[START Source data]

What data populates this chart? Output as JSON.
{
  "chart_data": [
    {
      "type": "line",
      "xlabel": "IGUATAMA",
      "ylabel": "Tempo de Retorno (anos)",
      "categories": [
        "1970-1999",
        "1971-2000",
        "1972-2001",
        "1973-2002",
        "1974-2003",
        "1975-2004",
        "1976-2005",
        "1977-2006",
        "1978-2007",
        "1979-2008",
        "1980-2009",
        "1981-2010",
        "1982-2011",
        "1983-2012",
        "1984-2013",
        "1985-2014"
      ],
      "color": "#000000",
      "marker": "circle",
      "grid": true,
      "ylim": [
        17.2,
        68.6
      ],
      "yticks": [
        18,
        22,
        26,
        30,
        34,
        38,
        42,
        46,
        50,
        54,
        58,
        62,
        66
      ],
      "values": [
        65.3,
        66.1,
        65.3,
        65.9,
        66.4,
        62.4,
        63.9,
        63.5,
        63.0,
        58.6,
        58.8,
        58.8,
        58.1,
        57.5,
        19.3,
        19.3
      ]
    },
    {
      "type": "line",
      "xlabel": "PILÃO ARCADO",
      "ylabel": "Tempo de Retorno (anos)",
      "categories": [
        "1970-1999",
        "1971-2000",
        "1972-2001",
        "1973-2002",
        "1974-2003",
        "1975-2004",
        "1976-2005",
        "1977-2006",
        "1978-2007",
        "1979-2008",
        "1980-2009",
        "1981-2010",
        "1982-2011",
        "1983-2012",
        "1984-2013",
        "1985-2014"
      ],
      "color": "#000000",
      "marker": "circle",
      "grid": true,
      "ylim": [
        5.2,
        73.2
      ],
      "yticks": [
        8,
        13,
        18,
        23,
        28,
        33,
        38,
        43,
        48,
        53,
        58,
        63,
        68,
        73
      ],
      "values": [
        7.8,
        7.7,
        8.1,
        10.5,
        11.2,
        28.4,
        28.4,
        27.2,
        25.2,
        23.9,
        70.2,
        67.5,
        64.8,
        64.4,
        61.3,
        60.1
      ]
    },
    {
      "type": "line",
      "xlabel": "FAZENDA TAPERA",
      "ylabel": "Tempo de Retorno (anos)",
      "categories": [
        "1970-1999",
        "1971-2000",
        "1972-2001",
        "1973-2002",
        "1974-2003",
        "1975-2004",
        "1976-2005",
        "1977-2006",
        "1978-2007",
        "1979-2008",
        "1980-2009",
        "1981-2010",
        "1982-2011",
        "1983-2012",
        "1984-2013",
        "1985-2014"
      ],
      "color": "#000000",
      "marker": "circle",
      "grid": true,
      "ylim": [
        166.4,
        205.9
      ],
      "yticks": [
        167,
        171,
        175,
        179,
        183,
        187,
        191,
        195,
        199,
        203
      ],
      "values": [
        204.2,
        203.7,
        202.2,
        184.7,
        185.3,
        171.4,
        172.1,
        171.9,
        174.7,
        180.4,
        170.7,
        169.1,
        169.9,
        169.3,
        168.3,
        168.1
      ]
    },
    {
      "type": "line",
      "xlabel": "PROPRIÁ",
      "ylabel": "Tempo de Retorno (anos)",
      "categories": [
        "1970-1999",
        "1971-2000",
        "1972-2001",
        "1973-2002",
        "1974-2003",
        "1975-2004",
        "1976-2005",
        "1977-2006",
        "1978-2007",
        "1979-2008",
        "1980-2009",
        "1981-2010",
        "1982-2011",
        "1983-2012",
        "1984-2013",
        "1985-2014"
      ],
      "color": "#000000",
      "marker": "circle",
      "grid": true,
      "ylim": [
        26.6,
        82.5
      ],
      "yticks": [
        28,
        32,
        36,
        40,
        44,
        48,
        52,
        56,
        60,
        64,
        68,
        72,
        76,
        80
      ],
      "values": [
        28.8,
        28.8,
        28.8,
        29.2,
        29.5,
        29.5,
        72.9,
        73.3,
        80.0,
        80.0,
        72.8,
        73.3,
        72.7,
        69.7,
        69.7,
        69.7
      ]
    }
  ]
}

[END Source data]

All of the data above should be transcribed exactly.

- **Final result**
What data populates this chart? Output as JSON.
{
  "chart_data": [
    {
      "type": "line",
      "xlabel": "IGUATAMA",
      "ylabel": "Tempo de Retorno (anos)",
      "categories": [
        "1970-1999",
        "1971-2000",
        "1972-2001",
        "1973-2002",
        "1974-2003",
        "1975-2004",
        "1976-2005",
        "1977-2006",
        "1978-2007",
        "1979-2008",
        "1980-2009",
        "1981-2010",
        "1982-2011",
        "1983-2012",
        "1984-2013",
        "1985-2014"
      ],
      "color": "#000000",
      "marker": "circle",
      "grid": true,
      "ylim": [
        17.2,
        68.6
      ],
      "yticks": [
        18,
        22,
        26,
        30,
        34,
        38,
        42,
        46,
        50,
        54,
        58,
        62,
        66
      ],
      "values": [
        65.3,
        66.1,
        65.3,
        65.9,
        66.4,
        62.4,
        63.9,
        63.5,
        63.0,
        58.6,
        58.8,
        58.8,
        58.1,
        57.5,
        19.3,
        19.3
      ]
    },
    {
      "type": "line",
      "xlabel": "PILÃO ARCADO",
      "ylabel": "Tempo de Retorno (anos)",
      "categories": [
        "1970-1999",
        "1971-2000",
        "1972-2001",
        "1973-2002",
        "1974-2003",
        "1975-2004",
        "1976-2005",
        "1977-2006",
        "1978-2007",
        "1979-2008",
        "1980-2009",
        "1981-2010",
        "1982-2011",
        "1983-2012",
        "1984-2013",
        "1985-2014"
      ],
      "color": "#000000",
      "marker": "circle",
      "grid": true,
      "ylim": [
        5.2,
        73.2
      ],
      "yticks": [
        8,
        13,
        18,
        23,
        28,
        33,
        38,
        43,
        48,
        53,
        58,
        63,
        68,
        73
      ],
      "values": [
        7.8,
        7.7,
        8.1,
        10.5,
        11.2,
        28.4,
        28.4,
        27.2,
        25.2,
        23.9,
        70.2,
        67.5,
        64.8,
        64.4,
        61.3,
        60.1
      ]
    },
    {
      "type": "line",
      "xlabel": "FAZENDA TAPERA",
      "ylabel": "Tempo de Retorno (anos)",
      "categories": [
        "1970-1999",
        "1971-2000",
        "1972-2001",
        "1973-2002",
        "1974-2003",
        "1975-2004",
        "1976-2005",
        "1977-2006",
        "1978-2007",
        "1979-2008",
        "1980-2009",
        "1981-2010",
        "1982-2011",
        "1983-2012",
        "1984-2013",
        "1985-2014"
      ],
      "color": "#000000",
      "marker": "circle",
      "grid": true,
      "ylim": [
        166.4,
        205.9
      ],
      "yticks": [
        167,
        171,
        175,
        179,
        183,
        187,
        191,
        195,
        199,
        203
      ],
      "values": [
        204.2,
        203.7,
        202.2,
        184.7,
        185.3,
        171.4,
        172.1,
        171.9,
        174.7,
        180.4,
        170.7,
        169.1,
        169.9,
        169.3,
        168.3,
        168.1
      ]
    },
    {
      "type": "line",
      "xlabel": "PROPRIÁ",
      "ylabel": "Tempo de Retorno (anos)",
      "categories": [
        "1970-1999",
        "1971-2000",
        "1972-2001",
        "1973-2002",
        "1974-2003",
        "1975-2004",
        "1976-2005",
        "1977-2006",
        "1978-2007",
        "1979-2008",
        "1980-2009",
        "1981-2010",
        "1982-2011",
        "1983-2012",
        "1984-2013",
        "1985-2014"
      ],
      "color": "#000000",
      "marker": "circle",
      "grid": true,
      "ylim": [
        26.6,
        82.5
      ],
      "yticks": [
        28,
        32,
        36,
        40,
        44,
        48,
        52,
        56,
        60,
        64,
        68,
        72,
        76,
        80
      ],
      "values": [
        28.8,
        28.8,
        28.8,
        29.2,
        29.5,
        29.5,
        72.9,
        73.3,
        80.0,
        80.0,
        72.8,
        73.3,
        72.7,
        69.7,
        69.7,
        69.7
      ]
    }
  ]
}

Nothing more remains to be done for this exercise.